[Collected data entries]
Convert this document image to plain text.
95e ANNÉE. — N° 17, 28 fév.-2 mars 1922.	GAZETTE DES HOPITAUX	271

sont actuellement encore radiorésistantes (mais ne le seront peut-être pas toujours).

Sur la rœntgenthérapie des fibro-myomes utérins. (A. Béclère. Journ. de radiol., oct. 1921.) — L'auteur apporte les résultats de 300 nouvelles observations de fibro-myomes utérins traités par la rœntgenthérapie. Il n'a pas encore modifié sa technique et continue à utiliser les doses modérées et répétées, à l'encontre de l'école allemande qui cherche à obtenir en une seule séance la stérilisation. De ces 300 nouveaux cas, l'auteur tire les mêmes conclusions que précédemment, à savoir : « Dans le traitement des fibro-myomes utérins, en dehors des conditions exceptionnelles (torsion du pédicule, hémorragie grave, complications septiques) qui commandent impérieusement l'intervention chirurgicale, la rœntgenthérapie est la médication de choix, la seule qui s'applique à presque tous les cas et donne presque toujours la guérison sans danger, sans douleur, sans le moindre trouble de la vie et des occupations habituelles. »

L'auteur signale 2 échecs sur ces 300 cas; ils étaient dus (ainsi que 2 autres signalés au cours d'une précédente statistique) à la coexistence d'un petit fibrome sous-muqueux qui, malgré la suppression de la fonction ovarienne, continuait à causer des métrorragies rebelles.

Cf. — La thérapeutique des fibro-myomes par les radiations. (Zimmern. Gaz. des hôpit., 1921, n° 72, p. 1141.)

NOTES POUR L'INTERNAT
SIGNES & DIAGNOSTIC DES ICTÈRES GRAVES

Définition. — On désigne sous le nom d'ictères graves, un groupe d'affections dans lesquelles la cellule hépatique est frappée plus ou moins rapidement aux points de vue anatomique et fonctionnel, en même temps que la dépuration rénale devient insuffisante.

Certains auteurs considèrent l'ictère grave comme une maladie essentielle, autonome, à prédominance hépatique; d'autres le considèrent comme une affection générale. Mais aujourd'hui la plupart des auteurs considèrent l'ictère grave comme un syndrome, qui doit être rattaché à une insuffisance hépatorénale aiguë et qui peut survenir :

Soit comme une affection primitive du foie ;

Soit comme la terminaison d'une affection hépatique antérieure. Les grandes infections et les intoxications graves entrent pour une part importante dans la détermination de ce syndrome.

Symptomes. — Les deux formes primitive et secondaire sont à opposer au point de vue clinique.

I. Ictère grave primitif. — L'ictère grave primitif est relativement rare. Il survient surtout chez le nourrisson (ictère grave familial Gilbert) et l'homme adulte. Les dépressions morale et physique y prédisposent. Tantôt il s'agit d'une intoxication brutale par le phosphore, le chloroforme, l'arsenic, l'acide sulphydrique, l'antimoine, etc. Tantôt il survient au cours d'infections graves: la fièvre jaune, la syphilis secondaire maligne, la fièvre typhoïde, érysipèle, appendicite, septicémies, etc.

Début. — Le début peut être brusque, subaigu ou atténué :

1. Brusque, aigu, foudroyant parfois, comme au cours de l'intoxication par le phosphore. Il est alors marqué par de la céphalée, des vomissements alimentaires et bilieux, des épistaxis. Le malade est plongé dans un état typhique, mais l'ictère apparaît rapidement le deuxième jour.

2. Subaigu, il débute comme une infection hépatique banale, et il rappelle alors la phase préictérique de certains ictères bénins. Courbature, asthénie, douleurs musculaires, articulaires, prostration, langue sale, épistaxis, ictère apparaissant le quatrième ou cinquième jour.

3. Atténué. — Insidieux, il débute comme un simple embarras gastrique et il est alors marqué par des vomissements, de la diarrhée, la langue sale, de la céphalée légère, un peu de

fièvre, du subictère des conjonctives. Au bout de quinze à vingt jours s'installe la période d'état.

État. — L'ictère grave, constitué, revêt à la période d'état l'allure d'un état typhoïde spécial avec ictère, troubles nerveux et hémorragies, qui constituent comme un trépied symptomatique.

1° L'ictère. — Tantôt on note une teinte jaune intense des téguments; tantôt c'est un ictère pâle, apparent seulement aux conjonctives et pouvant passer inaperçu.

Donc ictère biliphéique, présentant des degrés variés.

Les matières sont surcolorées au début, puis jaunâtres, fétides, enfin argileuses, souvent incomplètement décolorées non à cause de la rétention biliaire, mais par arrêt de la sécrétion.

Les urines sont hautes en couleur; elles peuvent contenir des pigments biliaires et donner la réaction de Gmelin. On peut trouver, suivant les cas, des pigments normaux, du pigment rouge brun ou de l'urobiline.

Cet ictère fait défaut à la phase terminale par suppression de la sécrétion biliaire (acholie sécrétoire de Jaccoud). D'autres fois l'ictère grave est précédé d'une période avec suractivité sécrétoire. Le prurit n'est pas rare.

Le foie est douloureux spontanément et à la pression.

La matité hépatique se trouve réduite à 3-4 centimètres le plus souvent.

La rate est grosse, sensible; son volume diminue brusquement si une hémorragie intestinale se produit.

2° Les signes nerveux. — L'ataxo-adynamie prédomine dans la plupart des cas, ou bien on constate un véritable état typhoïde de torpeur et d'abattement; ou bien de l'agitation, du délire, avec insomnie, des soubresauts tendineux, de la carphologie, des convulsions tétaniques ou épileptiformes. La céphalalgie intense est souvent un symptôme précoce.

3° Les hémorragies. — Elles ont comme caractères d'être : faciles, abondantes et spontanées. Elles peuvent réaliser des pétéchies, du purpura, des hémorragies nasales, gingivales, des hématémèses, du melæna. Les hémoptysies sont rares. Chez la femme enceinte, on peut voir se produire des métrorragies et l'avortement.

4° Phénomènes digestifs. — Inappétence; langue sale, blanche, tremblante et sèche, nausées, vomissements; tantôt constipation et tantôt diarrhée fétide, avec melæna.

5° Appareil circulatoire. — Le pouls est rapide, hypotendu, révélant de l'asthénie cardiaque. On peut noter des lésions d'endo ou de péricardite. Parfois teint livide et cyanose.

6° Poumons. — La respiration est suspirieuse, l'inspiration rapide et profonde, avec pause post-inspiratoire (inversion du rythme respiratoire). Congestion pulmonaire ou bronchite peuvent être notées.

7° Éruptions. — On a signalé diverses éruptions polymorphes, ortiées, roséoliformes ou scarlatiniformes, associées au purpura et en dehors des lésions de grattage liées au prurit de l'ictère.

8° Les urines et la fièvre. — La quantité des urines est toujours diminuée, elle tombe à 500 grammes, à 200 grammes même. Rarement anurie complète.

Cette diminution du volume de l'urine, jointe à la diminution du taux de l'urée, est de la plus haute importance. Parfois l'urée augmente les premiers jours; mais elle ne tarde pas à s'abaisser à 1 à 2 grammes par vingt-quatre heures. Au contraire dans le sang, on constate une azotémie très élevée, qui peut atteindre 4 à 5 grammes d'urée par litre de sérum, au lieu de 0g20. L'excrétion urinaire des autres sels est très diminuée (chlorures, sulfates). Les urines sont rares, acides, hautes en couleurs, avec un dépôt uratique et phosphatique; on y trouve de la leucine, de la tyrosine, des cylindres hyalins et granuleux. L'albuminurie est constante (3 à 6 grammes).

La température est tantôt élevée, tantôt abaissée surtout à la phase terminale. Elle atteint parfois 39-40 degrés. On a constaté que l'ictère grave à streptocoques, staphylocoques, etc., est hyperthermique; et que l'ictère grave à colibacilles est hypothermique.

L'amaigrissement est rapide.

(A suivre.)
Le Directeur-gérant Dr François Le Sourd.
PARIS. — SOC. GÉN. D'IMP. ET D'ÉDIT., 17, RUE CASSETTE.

● THE EXERCISE
Quote the entire listing above exactly.

● PROBLEM SOLUTION
Convert this document image to plain text.
95e ANNÉE. — N° 17, 28 fév.-2 mars 1922.	GAZETTE DES HOPITAUX	271

sont actuellement encore radiorésistantes (mais ne le seront peut-être pas toujours).

Sur la rœntgenthérapie des fibro-myomes utérins. (A. Béclère. Journ. de radiol., oct. 1921.) — L'auteur apporte les résultats de 300 nouvelles observations de fibro-myomes utérins traités par la rœntgenthérapie. Il n'a pas encore modifié sa technique et continue à utiliser les doses modérées et répétées, à l'encontre de l'école allemande qui cherche à obtenir en une seule séance la stérilisation. De ces 300 nouveaux cas, l'auteur tire les mêmes conclusions que précédemment, à savoir : « Dans le traitement des fibro-myomes utérins, en dehors des conditions exceptionnelles (torsion du pédicule, hémorragie grave, complications septiques) qui commandent impérieusement l'intervention chirurgicale, la rœntgenthérapie est la médication de choix, la seule qui s'applique à presque tous les cas et donne presque toujours la guérison sans danger, sans douleur, sans le moindre trouble de la vie et des occupations habituelles. »

L'auteur signale 2 échecs sur ces 300 cas; ils étaient dus (ainsi que 2 autres signalés au cours d'une précédente statistique) à la coexistence d'un petit fibrome sous-muqueux qui, malgré la suppression de la fonction ovarienne, continuait à causer des métrorragies rebelles.

Cf. — La thérapeutique des fibro-myomes par les radiations. (Zimmern. Gaz. des hôpit., 1921, n° 72, p. 1141.)

NOTES POUR L'INTERNAT
SIGNES & DIAGNOSTIC DES ICTÈRES GRAVES

Définition. — On désigne sous le nom d'ictères graves, un groupe d'affections dans lesquelles la cellule hépatique est frappée plus ou moins rapidement aux points de vue anatomique et fonctionnel, en même temps que la dépuration rénale devient insuffisante.

Certains auteurs considèrent l'ictère grave comme une maladie essentielle, autonome, à prédominance hépatique; d'autres le considèrent comme une affection générale. Mais aujourd'hui la plupart des auteurs considèrent l'ictère grave comme un syndrome, qui doit être rattaché à une insuffisance hépatorénale aiguë et qui peut survenir :

Soit comme une affection primitive du foie ;

Soit comme la terminaison d'une affection hépatique antérieure. Les grandes infections et les intoxications graves entrent pour une part importante dans la détermination de ce syndrome.

Symptomes. — Les deux formes primitive et secondaire sont à opposer au point de vue clinique.

I. Ictère grave primitif. — L'ictère grave primitif est relativement rare. Il survient surtout chez le nourrisson (ictère grave familial Gilbert) et l'homme adulte. Les dépressions morale et physique y prédisposent. Tantôt il s'agit d'une intoxication brutale par le phosphore, le chloroforme, l'arsenic, l'acide sulphydrique, l'antimoine, etc. Tantôt il survient au cours d'infections graves: la fièvre jaune, la syphilis secondaire maligne, la fièvre typhoïde, érysipèle, appendicite, septicémies, etc.

Début. — Le début peut être brusque, subaigu ou atténué :

1. Brusque, aigu, foudroyant parfois, comme au cours de l'intoxication par le phosphore. Il est alors marqué par de la céphalée, des vomissements alimentaires et bilieux, des épistaxis. Le malade est plongé dans un état typhique, mais l'ictère apparaît rapidement le deuxième jour.

2. Subaigu, il débute comme une infection hépatique banale, et il rappelle alors la phase préictérique de certains ictères bénins. Courbature, asthénie, douleurs musculaires, articulaires, prostration, langue sale, épistaxis, ictère apparaissant le quatrième ou cinquième jour.

3. Atténué. — Insidieux, il débute comme un simple embarras gastrique et il est alors marqué par des vomissements, de la diarrhée, la langue sale, de la céphalée légère, un peu de

fièvre, du subictère des conjonctives. Au bout de quinze à vingt jours s'installe la période d'état.

État. — L'ictère grave, constitué, revêt à la période d'état l'allure d'un état typhoïde spécial avec ictère, troubles nerveux et hémorragies, qui constituent comme un trépied symptomatique.

1° L'ictère. — Tantôt on note une teinte jaune intense des téguments; tantôt c'est un ictère pâle, apparent seulement aux conjonctives et pouvant passer inaperçu.

Donc ictère biliphéique, présentant des degrés variés.

Les matières sont surcolorées au début, puis jaunâtres, fétides, enfin argileuses, souvent incomplètement décolorées non à cause de la rétention biliaire, mais par arrêt de la sécrétion.

Les urines sont hautes en couleur; elles peuvent contenir des pigments biliaires et donner la réaction de Gmelin. On peut trouver, suivant les cas, des pigments normaux, du pigment rouge brun ou de l'urobiline.

Cet ictère fait défaut à la phase terminale par suppression de la sécrétion biliaire (acholie sécrétoire de Jaccoud). D'autres fois l'ictère grave est précédé d'une période avec suractivité sécrétoire. Le prurit n'est pas rare.

Le foie est douloureux spontanément et à la pression.

La matité hépatique se trouve réduite à 3-4 centimètres le plus souvent.

La rate est grosse, sensible; son volume diminue brusquement si une hémorragie intestinale se produit.

2° Les signes nerveux. — L'ataxo-adynamie prédomine dans la plupart des cas, ou bien on constate un véritable état typhoïde de torpeur et d'abattement; ou bien de l'agitation, du délire, avec insomnie, des soubresauts tendineux, de la carphologie, des convulsions tétaniques ou épileptiformes. La céphalalgie intense est souvent un symptôme précoce.

3° Les hémorragies. — Elles ont comme caractères d'être : faciles, abondantes et spontanées. Elles peuvent réaliser des pétéchies, du purpura, des hémorragies nasales, gingivales, des hématémèses, du melæna. Les hémoptysies sont rares. Chez la femme enceinte, on peut voir se produire des métrorragies et l'avortement.

4° Phénomènes digestifs. — Inappétence; langue sale, blanche, tremblante et sèche, nausées, vomissements; tantôt constipation et tantôt diarrhée fétide, avec melæna.

5° Appareil circulatoire. — Le pouls est rapide, hypotendu, révélant de l'asthénie cardiaque. On peut noter des lésions d'endo ou de péricardite. Parfois teint livide et cyanose.

6° Poumons. — La respiration est suspirieuse, l'inspiration rapide et profonde, avec pause post-inspiratoire (inversion du rythme respiratoire). Congestion pulmonaire ou bronchite peuvent être notées.

7° Éruptions. — On a signalé diverses éruptions polymorphes, ortiées, roséoliformes ou scarlatiniformes, associées au purpura et en dehors des lésions de grattage liées au prurit de l'ictère.

8° Les urines et la fièvre. — La quantité des urines est toujours diminuée, elle tombe à 500 grammes, à 200 grammes même. Rarement anurie complète.

Cette diminution du volume de l'urine, jointe à la diminution du taux de l'urée, est de la plus haute importance. Parfois l'urée augmente les premiers jours; mais elle ne tarde pas à s'abaisser à 1 à 2 grammes par vingt-quatre heures. Au contraire dans le sang, on constate une azotémie très élevée, qui peut atteindre 4 à 5 grammes d'urée par litre de sérum, au lieu de 0g20. L'excrétion urinaire des autres sels est très diminuée (chlorures, sulfates). Les urines sont rares, acides, hautes en couleurs, avec un dépôt uratique et phosphatique; on y trouve de la leucine, de la tyrosine, des cylindres hyalins et granuleux. L'albuminurie est constante (3 à 6 grammes).

La température est tantôt élevée, tantôt abaissée surtout à la phase terminale. Elle atteint parfois 39-40 degrés. On a constaté que l'ictère grave à streptocoques, staphylocoques, etc., est hyperthermique; et que l'ictère grave à colibacilles est hypothermique.

L'amaigrissement est rapide.

(A suivre.)
Le Directeur-gérant Dr François Le Sourd.
PARIS. — SOC. GÉN. D'IMP. ET D'ÉDIT., 17, RUE CASSETTE.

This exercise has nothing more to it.